Dataset entries:
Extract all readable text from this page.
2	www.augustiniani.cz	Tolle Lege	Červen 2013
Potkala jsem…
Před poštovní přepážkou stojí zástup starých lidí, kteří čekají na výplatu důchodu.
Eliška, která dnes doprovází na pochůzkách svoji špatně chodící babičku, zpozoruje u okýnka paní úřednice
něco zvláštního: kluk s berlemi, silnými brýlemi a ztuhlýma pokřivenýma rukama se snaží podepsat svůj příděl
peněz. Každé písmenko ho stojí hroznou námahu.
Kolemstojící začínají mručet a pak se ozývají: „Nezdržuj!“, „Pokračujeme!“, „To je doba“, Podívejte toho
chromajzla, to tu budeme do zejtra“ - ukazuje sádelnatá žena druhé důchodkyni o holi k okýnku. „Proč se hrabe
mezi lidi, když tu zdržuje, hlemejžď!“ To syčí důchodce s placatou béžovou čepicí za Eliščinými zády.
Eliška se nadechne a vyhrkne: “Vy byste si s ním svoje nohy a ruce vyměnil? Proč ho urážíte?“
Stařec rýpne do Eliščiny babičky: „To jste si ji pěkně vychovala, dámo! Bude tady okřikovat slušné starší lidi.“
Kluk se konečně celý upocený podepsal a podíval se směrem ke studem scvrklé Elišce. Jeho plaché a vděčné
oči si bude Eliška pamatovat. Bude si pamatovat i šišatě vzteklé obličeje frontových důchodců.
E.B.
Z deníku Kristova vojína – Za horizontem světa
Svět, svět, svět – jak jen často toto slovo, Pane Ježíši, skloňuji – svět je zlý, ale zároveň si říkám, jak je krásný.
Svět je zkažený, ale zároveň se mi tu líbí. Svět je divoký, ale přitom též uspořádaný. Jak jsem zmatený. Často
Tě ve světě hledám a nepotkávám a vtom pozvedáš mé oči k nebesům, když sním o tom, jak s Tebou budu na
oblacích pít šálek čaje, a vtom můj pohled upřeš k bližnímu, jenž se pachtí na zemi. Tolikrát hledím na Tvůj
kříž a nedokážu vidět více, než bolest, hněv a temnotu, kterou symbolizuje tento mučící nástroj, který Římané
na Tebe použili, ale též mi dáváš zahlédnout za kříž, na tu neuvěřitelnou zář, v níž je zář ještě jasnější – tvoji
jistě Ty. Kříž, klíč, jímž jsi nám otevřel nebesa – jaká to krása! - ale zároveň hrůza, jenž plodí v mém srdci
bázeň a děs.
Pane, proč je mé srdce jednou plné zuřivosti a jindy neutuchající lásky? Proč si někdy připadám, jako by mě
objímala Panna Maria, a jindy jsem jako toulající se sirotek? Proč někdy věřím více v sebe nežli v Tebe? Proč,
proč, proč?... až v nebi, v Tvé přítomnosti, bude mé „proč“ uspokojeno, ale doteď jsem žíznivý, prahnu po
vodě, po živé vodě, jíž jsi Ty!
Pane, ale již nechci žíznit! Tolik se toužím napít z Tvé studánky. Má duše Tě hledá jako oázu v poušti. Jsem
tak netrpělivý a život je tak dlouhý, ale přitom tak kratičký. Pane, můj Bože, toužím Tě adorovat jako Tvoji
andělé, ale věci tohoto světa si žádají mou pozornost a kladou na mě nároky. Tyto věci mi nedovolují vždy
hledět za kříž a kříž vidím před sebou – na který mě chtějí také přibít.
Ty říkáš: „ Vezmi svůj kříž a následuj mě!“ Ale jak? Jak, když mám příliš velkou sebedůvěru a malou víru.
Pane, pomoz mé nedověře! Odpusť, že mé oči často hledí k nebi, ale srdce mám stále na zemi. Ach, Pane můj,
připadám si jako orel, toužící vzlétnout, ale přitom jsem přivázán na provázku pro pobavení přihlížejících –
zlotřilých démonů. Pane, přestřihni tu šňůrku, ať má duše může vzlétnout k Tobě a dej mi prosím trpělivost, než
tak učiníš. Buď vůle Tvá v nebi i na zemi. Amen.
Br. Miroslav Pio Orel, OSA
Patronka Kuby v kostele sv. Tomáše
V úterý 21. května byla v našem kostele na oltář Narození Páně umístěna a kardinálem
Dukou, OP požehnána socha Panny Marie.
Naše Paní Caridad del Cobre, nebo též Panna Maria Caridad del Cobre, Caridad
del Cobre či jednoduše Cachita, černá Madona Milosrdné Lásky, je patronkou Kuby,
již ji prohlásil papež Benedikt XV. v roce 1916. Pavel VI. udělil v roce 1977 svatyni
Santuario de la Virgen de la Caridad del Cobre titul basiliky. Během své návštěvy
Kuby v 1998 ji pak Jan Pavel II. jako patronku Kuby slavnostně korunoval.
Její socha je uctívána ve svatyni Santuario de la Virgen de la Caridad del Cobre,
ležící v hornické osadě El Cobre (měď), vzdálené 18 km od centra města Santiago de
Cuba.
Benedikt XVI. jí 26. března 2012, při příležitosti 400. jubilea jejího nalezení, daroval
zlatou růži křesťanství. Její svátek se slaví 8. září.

--- Aim of the task ---
Give back the data above exactly as it appears.

--- Answer to this problem ---
Extract all readable text from this page.
2	www.augustiniani.cz	Tolle Lege	Červen 2013
Potkala jsem…
Před poštovní přepážkou stojí zástup starých lidí, kteří čekají na výplatu důchodu.
Eliška, která dnes doprovází na pochůzkách svoji špatně chodící babičku, zpozoruje u okýnka paní úřednice
něco zvláštního: kluk s berlemi, silnými brýlemi a ztuhlýma pokřivenýma rukama se snaží podepsat svůj příděl
peněz. Každé písmenko ho stojí hroznou námahu.
Kolemstojící začínají mručet a pak se ozývají: „Nezdržuj!“, „Pokračujeme!“, „To je doba“, Podívejte toho
chromajzla, to tu budeme do zejtra“ - ukazuje sádelnatá žena druhé důchodkyni o holi k okýnku. „Proč se hrabe
mezi lidi, když tu zdržuje, hlemejžď!“ To syčí důchodce s placatou béžovou čepicí za Eliščinými zády.
Eliška se nadechne a vyhrkne: “Vy byste si s ním svoje nohy a ruce vyměnil? Proč ho urážíte?“
Stařec rýpne do Eliščiny babičky: „To jste si ji pěkně vychovala, dámo! Bude tady okřikovat slušné starší lidi.“
Kluk se konečně celý upocený podepsal a podíval se směrem ke studem scvrklé Elišce. Jeho plaché a vděčné
oči si bude Eliška pamatovat. Bude si pamatovat i šišatě vzteklé obličeje frontových důchodců.
E.B.
Z deníku Kristova vojína – Za horizontem světa
Svět, svět, svět – jak jen často toto slovo, Pane Ježíši, skloňuji – svět je zlý, ale zároveň si říkám, jak je krásný.
Svět je zkažený, ale zároveň se mi tu líbí. Svět je divoký, ale přitom též uspořádaný. Jak jsem zmatený. Často
Tě ve světě hledám a nepotkávám a vtom pozvedáš mé oči k nebesům, když sním o tom, jak s Tebou budu na
oblacích pít šálek čaje, a vtom můj pohled upřeš k bližnímu, jenž se pachtí na zemi. Tolikrát hledím na Tvůj
kříž a nedokážu vidět více, než bolest, hněv a temnotu, kterou symbolizuje tento mučící nástroj, který Římané
na Tebe použili, ale též mi dáváš zahlédnout za kříž, na tu neuvěřitelnou zář, v níž je zář ještě jasnější – tvoji
jistě Ty. Kříž, klíč, jímž jsi nám otevřel nebesa – jaká to krása! - ale zároveň hrůza, jenž plodí v mém srdci
bázeň a děs.
Pane, proč je mé srdce jednou plné zuřivosti a jindy neutuchající lásky? Proč si někdy připadám, jako by mě
objímala Panna Maria, a jindy jsem jako toulající se sirotek? Proč někdy věřím více v sebe nežli v Tebe? Proč,
proč, proč?... až v nebi, v Tvé přítomnosti, bude mé „proč“ uspokojeno, ale doteď jsem žíznivý, prahnu po
vodě, po živé vodě, jíž jsi Ty!
Pane, ale již nechci žíznit! Tolik se toužím napít z Tvé studánky. Má duše Tě hledá jako oázu v poušti. Jsem
tak netrpělivý a život je tak dlouhý, ale přitom tak kratičký. Pane, můj Bože, toužím Tě adorovat jako Tvoji
andělé, ale věci tohoto světa si žádají mou pozornost a kladou na mě nároky. Tyto věci mi nedovolují vždy
hledět za kříž a kříž vidím před sebou – na který mě chtějí také přibít.
Ty říkáš: „ Vezmi svůj kříž a následuj mě!“ Ale jak? Jak, když mám příliš velkou sebedůvěru a malou víru.
Pane, pomoz mé nedověře! Odpusť, že mé oči často hledí k nebi, ale srdce mám stále na zemi. Ach, Pane můj,
připadám si jako orel, toužící vzlétnout, ale přitom jsem přivázán na provázku pro pobavení přihlížejících –
zlotřilých démonů. Pane, přestřihni tu šňůrku, ať má duše může vzlétnout k Tobě a dej mi prosím trpělivost, než
tak učiníš. Buď vůle Tvá v nebi i na zemi. Amen.
Br. Miroslav Pio Orel, OSA
Patronka Kuby v kostele sv. Tomáše
V úterý 21. května byla v našem kostele na oltář Narození Páně umístěna a kardinálem
Dukou, OP požehnána socha Panny Marie.
Naše Paní Caridad del Cobre, nebo též Panna Maria Caridad del Cobre, Caridad
del Cobre či jednoduše Cachita, černá Madona Milosrdné Lásky, je patronkou Kuby,
již ji prohlásil papež Benedikt XV. v roce 1916. Pavel VI. udělil v roce 1977 svatyni
Santuario de la Virgen de la Caridad del Cobre titul basiliky. Během své návštěvy
Kuby v 1998 ji pak Jan Pavel II. jako patronku Kuby slavnostně korunoval.
Její socha je uctívána ve svatyni Santuario de la Virgen de la Caridad del Cobre,
ležící v hornické osadě El Cobre (měď), vzdálené 18 km od centra města Santiago de
Cuba.
Benedikt XVI. jí 26. března 2012, při příležitosti 400. jubilea jejího nalezení, daroval
zlatou růži křesťanství. Její svátek se slaví 8. září.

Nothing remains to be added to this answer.